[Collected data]
--- START ---

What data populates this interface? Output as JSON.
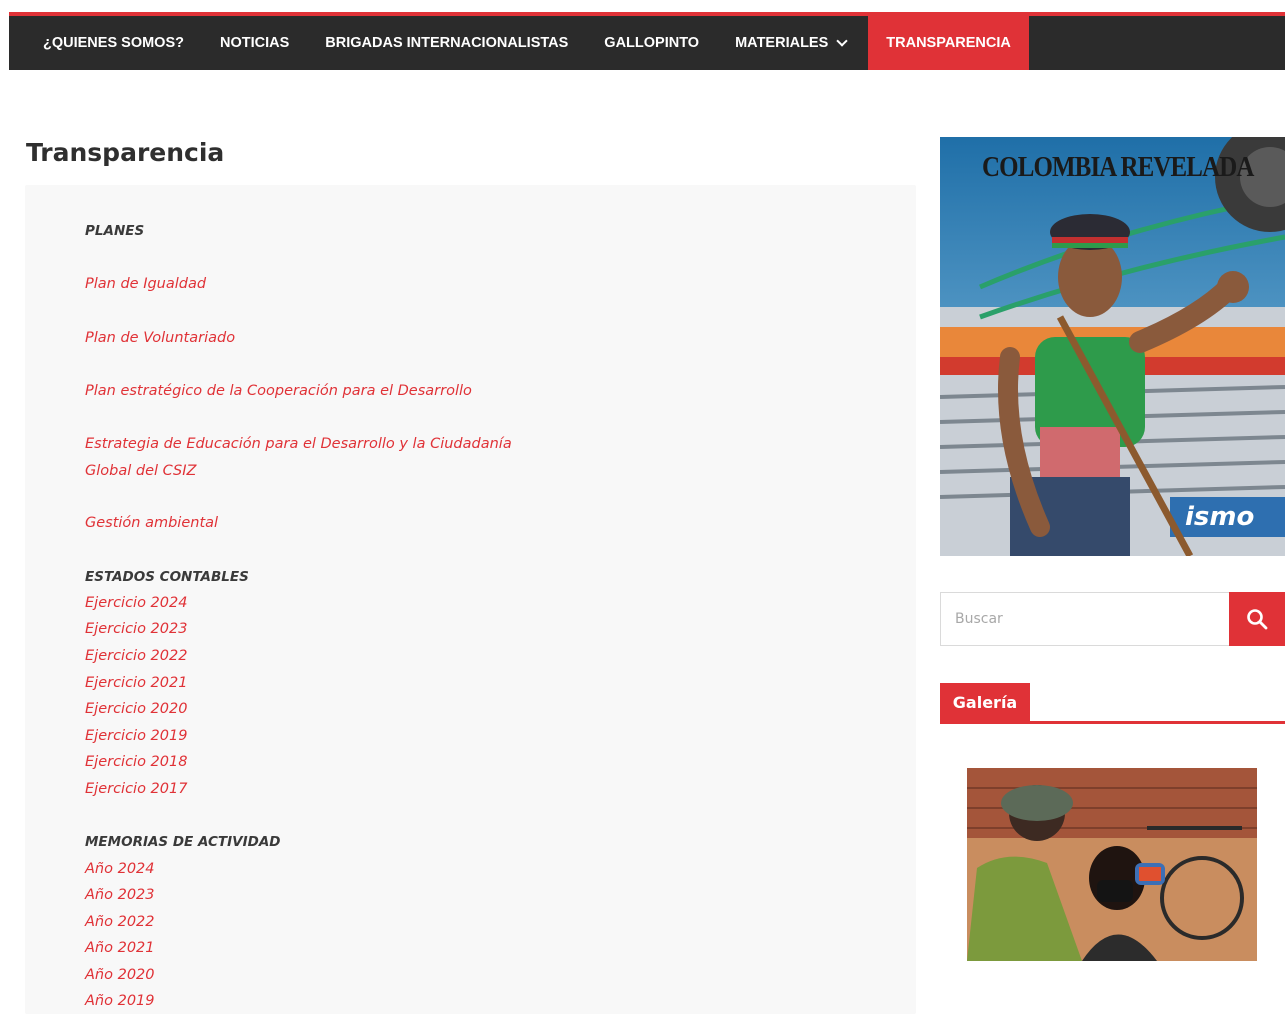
{
  "nav": {
    "items": [
      {
        "label": "¿QUIENES SOMOS?"
      },
      {
        "label": "NOTICIAS"
      },
      {
        "label": "BRIGADAS INTERNACIONALISTAS"
      },
      {
        "label": "GALLOPINTO"
      },
      {
        "label": "MATERIALES",
        "has_dropdown": true
      },
      {
        "label": "TRANSPARENCIA",
        "active": true
      }
    ]
  },
  "page": {
    "title": "Transparencia"
  },
  "content": {
    "planes_heading": "PLANES",
    "planes": [
      "Plan de Igualdad",
      "Plan de Voluntariado",
      "Plan estratégico de la Cooperación para el Desarrollo",
      "Estrategia de Educación para el Desarrollo y la Ciudadanía",
      "Global del CSIZ",
      "Gestión ambiental"
    ],
    "estados_heading": "ESTADOS CONTABLES",
    "estados": [
      "Ejercicio 2024",
      "Ejercicio 2023",
      "Ejercicio 2022",
      "Ejercicio 2021",
      "Ejercicio 2020",
      "Ejercicio 2019",
      "Ejercicio 2018",
      "Ejercicio 2017"
    ],
    "memorias_heading": "MEMORIAS DE ACTIVIDAD",
    "memorias": [
      "Año 2024",
      "Año 2023",
      "Año 2022",
      "Año 2021",
      "Año 2020",
      "Año 2019"
    ]
  },
  "sidebar": {
    "hero_title": "COLOMBIA REVELADA",
    "search_placeholder": "Buscar",
    "gallery_title": "Galería"
  },
  "colors": {
    "accent": "#e03237",
    "nav_bg": "#2b2b2b",
    "content_bg": "#f8f8f8"
  },
  "icons": {
    "search": "search-icon",
    "dropdown": "chevron-down-icon"
  }
}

--- END ---

Provide the number of lines in these entries that hold the word "Ejercicio", without any accompanying text.

▶ [FULL OUTPUT]:
8